>> start

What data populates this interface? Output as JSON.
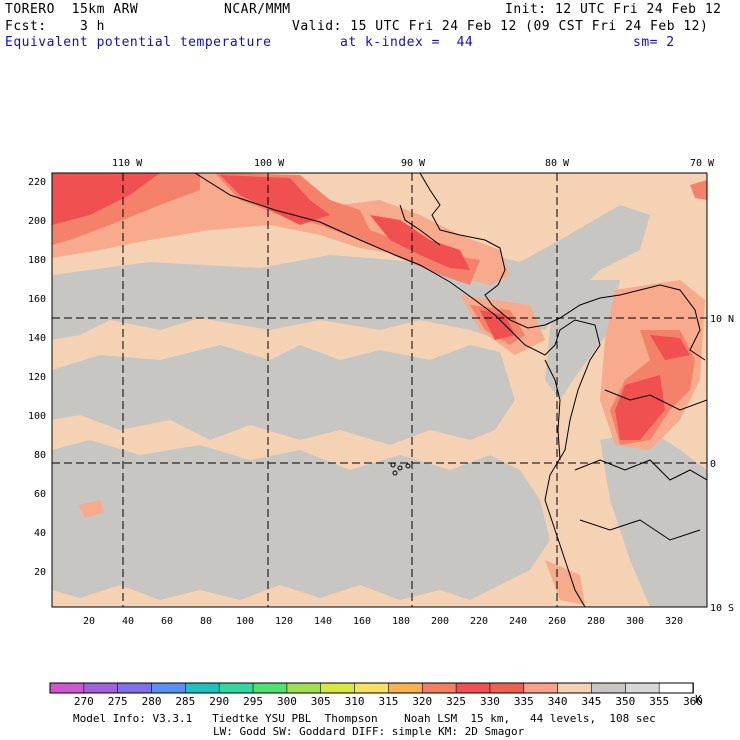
{
  "header": {
    "model": "TORERO  15km ARW",
    "org": "NCAR/MMM",
    "init": "Init: 12 UTC Fri 24 Feb 12",
    "fcst": "Fcst:    3 h",
    "valid": "Valid: 15 UTC Fri 24 Feb 12 (09 CST Fri 24 Feb 12)",
    "field": "Equivalent potential temperature",
    "level": "at k-index =  44",
    "smooth": "sm= 2"
  },
  "map": {
    "lon_labels": [
      "110 W",
      "100 W",
      "90 W",
      "80 W",
      "70 W"
    ],
    "lat_labels": [
      "10 N",
      "0",
      "10 S"
    ],
    "x_ticks": [
      "20",
      "40",
      "60",
      "80",
      "100",
      "120",
      "140",
      "160",
      "180",
      "200",
      "220",
      "240",
      "260",
      "280",
      "300",
      "320"
    ],
    "y_ticks": [
      "220",
      "200",
      "180",
      "160",
      "140",
      "120",
      "100",
      "80",
      "60",
      "40",
      "20"
    ],
    "colors": {
      "bg": "#f5d2b4",
      "gray": "#c8c6c2",
      "salmon": "#f7aa8c",
      "coral": "#f4826a",
      "red": "#f0504a",
      "hot": "#f05a3c"
    }
  },
  "colorbar": {
    "labels": [
      "270",
      "275",
      "280",
      "285",
      "290",
      "295",
      "300",
      "305",
      "310",
      "315",
      "320",
      "325",
      "330",
      "335",
      "340",
      "345",
      "350",
      "355",
      "360"
    ],
    "unit": "K",
    "colors": [
      "#d055d0",
      "#a060d8",
      "#8070e8",
      "#5a90f0",
      "#20c0c0",
      "#30d8a0",
      "#50e070",
      "#a0e050",
      "#d8e840",
      "#f8e060",
      "#f8b050",
      "#f08060",
      "#f05050",
      "#f06050",
      "#f8a088",
      "#f5d2b4",
      "#c8c6c2",
      "#d8d8d8",
      "#ffffff"
    ]
  },
  "footer": {
    "line1": "Model Info: V3.3.1   Tiedtke YSU PBL  Thompson    Noah LSM  15 km,   44 levels,  108 sec",
    "line2": "LW: Godd SW: Goddard DIFF: simple KM: 2D Smagor"
  }
}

>> end

## WHAT YOU WILL DO
Extract the full listing exactly, with the pictures left out.

## THE ANSWER
What data populates this interface? Output as JSON.
{
  "header": {
    "model": "TORERO  15km ARW",
    "org": "NCAR/MMM",
    "init": "Init: 12 UTC Fri 24 Feb 12",
    "fcst": "Fcst:    3 h",
    "valid": "Valid: 15 UTC Fri 24 Feb 12 (09 CST Fri 24 Feb 12)",
    "field": "Equivalent potential temperature",
    "level": "at k-index =  44",
    "smooth": "sm= 2"
  },
  "map": {
    "lon_labels": [
      "110 W",
      "100 W",
      "90 W",
      "80 W",
      "70 W"
    ],
    "lat_labels": [
      "10 N",
      "0",
      "10 S"
    ],
    "x_ticks": [
      "20",
      "40",
      "60",
      "80",
      "100",
      "120",
      "140",
      "160",
      "180",
      "200",
      "220",
      "240",
      "260",
      "280",
      "300",
      "320"
    ],
    "y_ticks": [
      "220",
      "200",
      "180",
      "160",
      "140",
      "120",
      "100",
      "80",
      "60",
      "40",
      "20"
    ],
    "colors": {
      "bg": "#f5d2b4",
      "gray": "#c8c6c2",
      "salmon": "#f7aa8c",
      "coral": "#f4826a",
      "red": "#f0504a",
      "hot": "#f05a3c"
    }
  },
  "colorbar": {
    "labels": [
      "270",
      "275",
      "280",
      "285",
      "290",
      "295",
      "300",
      "305",
      "310",
      "315",
      "320",
      "325",
      "330",
      "335",
      "340",
      "345",
      "350",
      "355",
      "360"
    ],
    "unit": "K",
    "colors": [
      "#d055d0",
      "#a060d8",
      "#8070e8",
      "#5a90f0",
      "#20c0c0",
      "#30d8a0",
      "#50e070",
      "#a0e050",
      "#d8e840",
      "#f8e060",
      "#f8b050",
      "#f08060",
      "#f05050",
      "#f06050",
      "#f8a088",
      "#f5d2b4",
      "#c8c6c2",
      "#d8d8d8",
      "#ffffff"
    ]
  },
  "footer": {
    "line1": "Model Info: V3.3.1   Tiedtke YSU PBL  Thompson    Noah LSM  15 km,   44 levels,  108 sec",
    "line2": "LW: Godd SW: Goddard DIFF: simple KM: 2D Smagor"
  }
}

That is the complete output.